(Data excerpts)
· · · · ·

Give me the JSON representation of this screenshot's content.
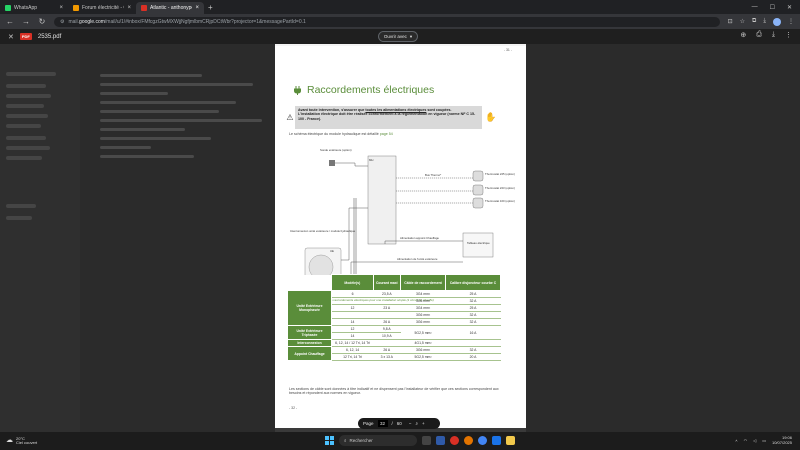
{
  "browser": {
    "tabs": [
      {
        "label": "WhatsApp",
        "color": "#25d366",
        "active": false
      },
      {
        "label": "Forum électricité - Conseils ...",
        "color": "#f29900",
        "active": false
      },
      {
        "label": "Atlantic - anthonyperie12@...",
        "color": "#d93025",
        "active": true
      }
    ],
    "url_prefix": "mail.",
    "url_domain": "google.com",
    "url_rest": "/mail/u/1/#inbox/FMfcgzGtwMXWjjNgfjmlbmCRjpDCtWbr?projector=1&messagePartId=0.1"
  },
  "pdf": {
    "file_name": "2535.pdf",
    "open_with": "Ouvrir avec",
    "page_top_label": "- 31 -",
    "title": "Raccordements électriques",
    "warning_line1_pre": "Avant toute intervention, s'assurer que ",
    "warning_line1_u": "toutes les alimentations électriques",
    "warning_line1_post": " sont coupées.",
    "warning_line2": "L'installation électrique doit être réalisée conformément à la réglementation en vigueur (norme NF C 15-100 - France).",
    "schema_ref_pre": "Le schéma électrique du module hydraulique est détaillé ",
    "schema_ref_link": "page 54",
    "diagram_labels": {
      "sonde": "Sonde extérieure (option)",
      "mh": "MH",
      "inter": "Interconnexion unité extérieure / module hydraulique",
      "ue": "UE",
      "bus": "Bus Thermo*",
      "th1": "Thermostat 225 (option)",
      "th2": "Thermostat 223 (option)",
      "th3": "Thermostat 100 (option)",
      "alim_appoint": "Alimentation appoint Chauffage",
      "tableau": "Tableau électrique",
      "alim_ue": "Alimentation de l'unité extérieure"
    },
    "caption": "fig. 37 - Schéma d'ensemble des raccordements électriques pour une installation simple (1 circuit de chauffe)",
    "table": {
      "headers": [
        "Modèle(s)",
        "Courant maxi",
        "Câble de raccordement",
        "Calibre disjoncteur courbe C"
      ],
      "rows": [
        [
          "6",
          "23,5 A",
          "3G4 mm²",
          "25 A"
        ],
        [
          "",
          "",
          "3G6 mm²",
          "32 A"
        ],
        [
          "12",
          "23 A",
          "3G4 mm²",
          "25 A"
        ],
        [
          "",
          "",
          "3G6 mm²",
          "32 A"
        ],
        [
          "14",
          "26 A",
          "3G6 mm²",
          "32 A"
        ],
        [
          "12",
          "9,8 A",
          "5G2,5 mm²",
          "16 A"
        ],
        [
          "14",
          "10,9 A",
          "",
          ""
        ],
        [
          "6, 12, 14 / 12 Tri, 14 Tri",
          "",
          "4G1,5 mm²",
          ""
        ],
        [
          "6, 12, 14",
          "26 A",
          "3G6 mm²",
          "32 A"
        ],
        [
          "12 Tri, 14 Tri",
          "3 x 13 A",
          "5G2,5 mm²",
          "20 A"
        ]
      ],
      "groups": [
        "Unité Extérieure Monophasée",
        "Unité Extérieure Triphasée",
        "Interconnexion",
        "Appoint Chauffage"
      ]
    },
    "footnote": "Les sections de câble sont données à titre indicatif et ne dispensent pas l'installateur de vérifier que ces sections correspondent aux besoins et répondent aux normes en vigueur.",
    "page_bottom_label": "- 32 -"
  },
  "pagectl": {
    "label": "Page",
    "current": "32",
    "sep": "/",
    "total": "60"
  },
  "taskbar": {
    "temp": "20°C",
    "weather": "Ciel couvert",
    "search": "Rechercher",
    "time": "19:06",
    "date": "10/07/2025"
  },
  "colors": {
    "accent": "#5a8d3a",
    "pdf_red": "#d93025"
  }
}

· · · · ·

Problem description :: From the listing above, collect each line in which the string "option" appears.

Answer in full ::
      "sonde": "Sonde extérieure (option)",
      "th1": "Thermostat 225 (option)",
      "th2": "Thermostat 223 (option)",
      "th3": "Thermostat 100 (option)",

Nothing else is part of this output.